-- BEGIN --
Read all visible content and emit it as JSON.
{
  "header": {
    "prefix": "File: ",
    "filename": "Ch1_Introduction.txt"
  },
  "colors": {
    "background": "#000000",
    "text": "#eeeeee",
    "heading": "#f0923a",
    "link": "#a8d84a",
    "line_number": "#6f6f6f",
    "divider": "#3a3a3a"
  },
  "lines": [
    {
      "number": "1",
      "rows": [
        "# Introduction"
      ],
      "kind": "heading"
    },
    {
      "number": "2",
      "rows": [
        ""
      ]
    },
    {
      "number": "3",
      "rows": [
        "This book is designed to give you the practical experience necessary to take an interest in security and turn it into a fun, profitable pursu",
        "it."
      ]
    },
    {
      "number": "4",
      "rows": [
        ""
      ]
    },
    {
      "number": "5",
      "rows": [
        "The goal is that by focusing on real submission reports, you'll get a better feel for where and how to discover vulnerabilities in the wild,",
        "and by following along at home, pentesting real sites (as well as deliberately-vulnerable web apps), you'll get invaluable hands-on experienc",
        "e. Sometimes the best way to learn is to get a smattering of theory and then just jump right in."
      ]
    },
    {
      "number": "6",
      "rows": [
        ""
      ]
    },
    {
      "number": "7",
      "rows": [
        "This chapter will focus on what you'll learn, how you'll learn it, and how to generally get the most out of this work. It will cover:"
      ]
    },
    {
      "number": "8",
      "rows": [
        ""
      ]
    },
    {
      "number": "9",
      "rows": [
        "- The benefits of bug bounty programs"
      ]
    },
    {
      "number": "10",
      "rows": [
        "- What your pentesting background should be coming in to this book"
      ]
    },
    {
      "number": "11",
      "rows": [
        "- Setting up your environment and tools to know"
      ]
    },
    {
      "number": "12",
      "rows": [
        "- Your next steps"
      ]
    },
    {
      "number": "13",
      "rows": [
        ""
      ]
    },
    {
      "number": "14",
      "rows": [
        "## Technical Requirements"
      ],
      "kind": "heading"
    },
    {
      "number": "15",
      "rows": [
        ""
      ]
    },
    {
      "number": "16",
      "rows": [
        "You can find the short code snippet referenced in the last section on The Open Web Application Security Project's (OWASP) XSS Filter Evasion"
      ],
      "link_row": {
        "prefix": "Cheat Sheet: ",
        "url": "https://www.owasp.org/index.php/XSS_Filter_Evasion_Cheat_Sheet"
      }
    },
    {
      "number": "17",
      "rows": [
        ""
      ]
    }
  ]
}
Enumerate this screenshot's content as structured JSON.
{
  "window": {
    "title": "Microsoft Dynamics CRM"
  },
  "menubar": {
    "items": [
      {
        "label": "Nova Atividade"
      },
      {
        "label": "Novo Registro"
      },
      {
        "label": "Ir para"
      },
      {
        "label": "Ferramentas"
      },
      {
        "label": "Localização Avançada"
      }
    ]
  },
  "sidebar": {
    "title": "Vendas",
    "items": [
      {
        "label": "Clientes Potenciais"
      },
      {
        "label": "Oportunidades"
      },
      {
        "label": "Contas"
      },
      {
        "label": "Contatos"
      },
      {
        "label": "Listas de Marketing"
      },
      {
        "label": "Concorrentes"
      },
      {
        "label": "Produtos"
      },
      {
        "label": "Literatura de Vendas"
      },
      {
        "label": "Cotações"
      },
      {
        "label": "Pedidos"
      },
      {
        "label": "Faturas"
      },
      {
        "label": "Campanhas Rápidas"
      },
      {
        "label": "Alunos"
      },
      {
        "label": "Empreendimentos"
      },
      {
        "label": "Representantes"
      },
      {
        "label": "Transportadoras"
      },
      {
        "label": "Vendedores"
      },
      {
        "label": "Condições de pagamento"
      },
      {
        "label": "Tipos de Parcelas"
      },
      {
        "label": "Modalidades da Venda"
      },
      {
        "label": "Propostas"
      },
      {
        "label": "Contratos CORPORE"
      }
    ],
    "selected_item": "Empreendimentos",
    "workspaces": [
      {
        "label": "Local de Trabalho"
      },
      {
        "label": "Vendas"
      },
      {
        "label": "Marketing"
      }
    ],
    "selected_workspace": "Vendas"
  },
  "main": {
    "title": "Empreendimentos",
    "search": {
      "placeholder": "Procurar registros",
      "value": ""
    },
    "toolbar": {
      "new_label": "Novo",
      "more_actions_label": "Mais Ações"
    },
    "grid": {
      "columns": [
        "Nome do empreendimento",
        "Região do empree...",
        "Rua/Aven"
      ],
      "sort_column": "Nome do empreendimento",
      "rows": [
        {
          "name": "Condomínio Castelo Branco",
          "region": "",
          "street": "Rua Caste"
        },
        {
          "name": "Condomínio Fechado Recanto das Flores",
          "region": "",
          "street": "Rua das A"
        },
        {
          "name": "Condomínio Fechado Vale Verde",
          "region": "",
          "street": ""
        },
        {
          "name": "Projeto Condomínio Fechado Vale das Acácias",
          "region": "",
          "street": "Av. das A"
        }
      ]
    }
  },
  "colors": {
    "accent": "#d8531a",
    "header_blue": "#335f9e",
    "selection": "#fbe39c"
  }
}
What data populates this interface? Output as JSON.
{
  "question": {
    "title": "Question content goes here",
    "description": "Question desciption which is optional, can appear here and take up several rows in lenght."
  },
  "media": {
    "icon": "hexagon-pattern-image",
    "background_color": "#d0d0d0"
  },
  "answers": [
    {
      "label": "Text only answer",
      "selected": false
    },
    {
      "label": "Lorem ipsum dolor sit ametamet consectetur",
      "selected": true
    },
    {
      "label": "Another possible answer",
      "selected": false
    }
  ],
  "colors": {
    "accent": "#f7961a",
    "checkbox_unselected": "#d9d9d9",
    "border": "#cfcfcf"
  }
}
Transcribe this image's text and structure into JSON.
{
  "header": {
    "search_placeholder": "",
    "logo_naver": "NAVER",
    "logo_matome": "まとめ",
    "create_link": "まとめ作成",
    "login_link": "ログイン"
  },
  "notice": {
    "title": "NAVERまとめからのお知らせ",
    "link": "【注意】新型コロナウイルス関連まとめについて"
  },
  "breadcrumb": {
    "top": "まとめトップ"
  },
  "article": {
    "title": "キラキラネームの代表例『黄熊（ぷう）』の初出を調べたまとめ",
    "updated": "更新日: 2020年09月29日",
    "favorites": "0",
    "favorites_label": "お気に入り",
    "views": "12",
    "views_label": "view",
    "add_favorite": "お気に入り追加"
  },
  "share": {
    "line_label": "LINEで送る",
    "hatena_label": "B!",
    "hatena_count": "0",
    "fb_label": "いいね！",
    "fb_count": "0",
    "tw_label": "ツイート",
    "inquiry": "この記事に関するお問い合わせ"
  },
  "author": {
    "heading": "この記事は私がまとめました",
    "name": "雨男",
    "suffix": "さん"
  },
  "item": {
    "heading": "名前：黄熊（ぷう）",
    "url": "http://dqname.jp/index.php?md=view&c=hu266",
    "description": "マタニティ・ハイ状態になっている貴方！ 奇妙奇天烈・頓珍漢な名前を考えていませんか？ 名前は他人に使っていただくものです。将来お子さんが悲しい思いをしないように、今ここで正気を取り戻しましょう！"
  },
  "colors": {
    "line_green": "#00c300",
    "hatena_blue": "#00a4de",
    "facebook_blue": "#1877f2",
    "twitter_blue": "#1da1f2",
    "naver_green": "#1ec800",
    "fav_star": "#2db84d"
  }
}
-- END --
Exercise aim:
Search the data above for the string "Nome" and return every line that has it.

Solved problem:
        "Nome do empreendimento",
      "sort_column": "Nome do empreendimento",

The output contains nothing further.